## What you are asked to do
Wherever the string "duration" appears, copy the whole line.

## Record extracts
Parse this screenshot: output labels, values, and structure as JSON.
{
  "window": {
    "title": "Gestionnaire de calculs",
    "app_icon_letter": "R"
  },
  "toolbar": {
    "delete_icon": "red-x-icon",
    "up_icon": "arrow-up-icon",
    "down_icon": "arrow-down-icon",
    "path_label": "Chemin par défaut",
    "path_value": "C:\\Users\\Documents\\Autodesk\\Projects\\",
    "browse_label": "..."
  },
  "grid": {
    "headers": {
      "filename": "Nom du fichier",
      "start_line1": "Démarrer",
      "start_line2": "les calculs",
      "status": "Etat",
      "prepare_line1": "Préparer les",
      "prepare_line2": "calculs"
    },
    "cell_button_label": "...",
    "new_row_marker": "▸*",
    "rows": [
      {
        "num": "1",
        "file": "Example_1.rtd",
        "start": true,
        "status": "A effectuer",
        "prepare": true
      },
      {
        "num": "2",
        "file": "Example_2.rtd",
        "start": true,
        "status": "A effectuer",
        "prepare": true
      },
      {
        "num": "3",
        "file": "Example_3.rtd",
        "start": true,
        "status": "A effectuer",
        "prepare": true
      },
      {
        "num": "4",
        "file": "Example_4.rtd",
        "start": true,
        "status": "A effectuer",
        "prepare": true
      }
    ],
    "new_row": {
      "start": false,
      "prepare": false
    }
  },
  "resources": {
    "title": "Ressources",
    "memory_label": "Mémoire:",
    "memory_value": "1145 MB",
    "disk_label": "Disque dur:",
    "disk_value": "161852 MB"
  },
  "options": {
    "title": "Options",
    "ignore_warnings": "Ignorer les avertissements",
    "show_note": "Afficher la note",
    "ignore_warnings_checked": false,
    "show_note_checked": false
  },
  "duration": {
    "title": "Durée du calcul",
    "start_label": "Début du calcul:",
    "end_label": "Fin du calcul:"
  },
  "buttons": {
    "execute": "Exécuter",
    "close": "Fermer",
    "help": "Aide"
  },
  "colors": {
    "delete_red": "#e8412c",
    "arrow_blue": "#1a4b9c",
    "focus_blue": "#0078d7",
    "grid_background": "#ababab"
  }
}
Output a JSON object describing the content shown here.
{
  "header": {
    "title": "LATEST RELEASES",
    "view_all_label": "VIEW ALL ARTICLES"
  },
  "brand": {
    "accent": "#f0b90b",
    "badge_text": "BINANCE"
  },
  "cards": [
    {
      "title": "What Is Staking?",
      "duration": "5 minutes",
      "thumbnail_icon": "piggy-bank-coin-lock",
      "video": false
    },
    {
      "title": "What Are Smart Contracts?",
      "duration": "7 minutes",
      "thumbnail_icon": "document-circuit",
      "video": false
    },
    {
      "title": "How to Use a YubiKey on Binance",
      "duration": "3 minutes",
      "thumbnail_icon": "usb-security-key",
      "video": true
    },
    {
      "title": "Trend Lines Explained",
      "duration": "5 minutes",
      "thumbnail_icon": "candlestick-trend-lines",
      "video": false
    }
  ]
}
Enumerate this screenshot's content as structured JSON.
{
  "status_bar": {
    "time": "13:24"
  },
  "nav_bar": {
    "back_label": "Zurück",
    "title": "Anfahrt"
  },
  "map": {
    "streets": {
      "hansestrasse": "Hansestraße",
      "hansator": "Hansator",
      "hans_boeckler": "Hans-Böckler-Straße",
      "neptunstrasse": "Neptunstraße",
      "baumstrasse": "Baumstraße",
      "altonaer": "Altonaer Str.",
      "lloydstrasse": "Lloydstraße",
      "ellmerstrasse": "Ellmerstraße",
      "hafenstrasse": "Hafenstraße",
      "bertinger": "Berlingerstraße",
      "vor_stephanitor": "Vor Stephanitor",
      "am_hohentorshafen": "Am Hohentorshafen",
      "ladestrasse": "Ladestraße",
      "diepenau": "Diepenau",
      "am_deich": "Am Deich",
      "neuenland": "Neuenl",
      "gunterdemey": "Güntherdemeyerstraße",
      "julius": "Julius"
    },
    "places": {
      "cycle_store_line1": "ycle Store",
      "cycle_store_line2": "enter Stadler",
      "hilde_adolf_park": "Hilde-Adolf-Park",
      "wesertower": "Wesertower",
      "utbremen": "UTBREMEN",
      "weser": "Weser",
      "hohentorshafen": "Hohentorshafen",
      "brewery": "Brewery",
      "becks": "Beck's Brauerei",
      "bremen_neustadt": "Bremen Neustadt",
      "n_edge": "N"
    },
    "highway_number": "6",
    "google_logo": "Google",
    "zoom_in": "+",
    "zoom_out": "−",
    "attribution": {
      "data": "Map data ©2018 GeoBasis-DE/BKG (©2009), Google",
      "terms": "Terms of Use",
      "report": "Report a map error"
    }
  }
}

## Finished exercise
  "duration": {
      "duration": "5 minutes",
      "duration": "7 minutes",
      "duration": "3 minutes",
      "duration": "5 minutes",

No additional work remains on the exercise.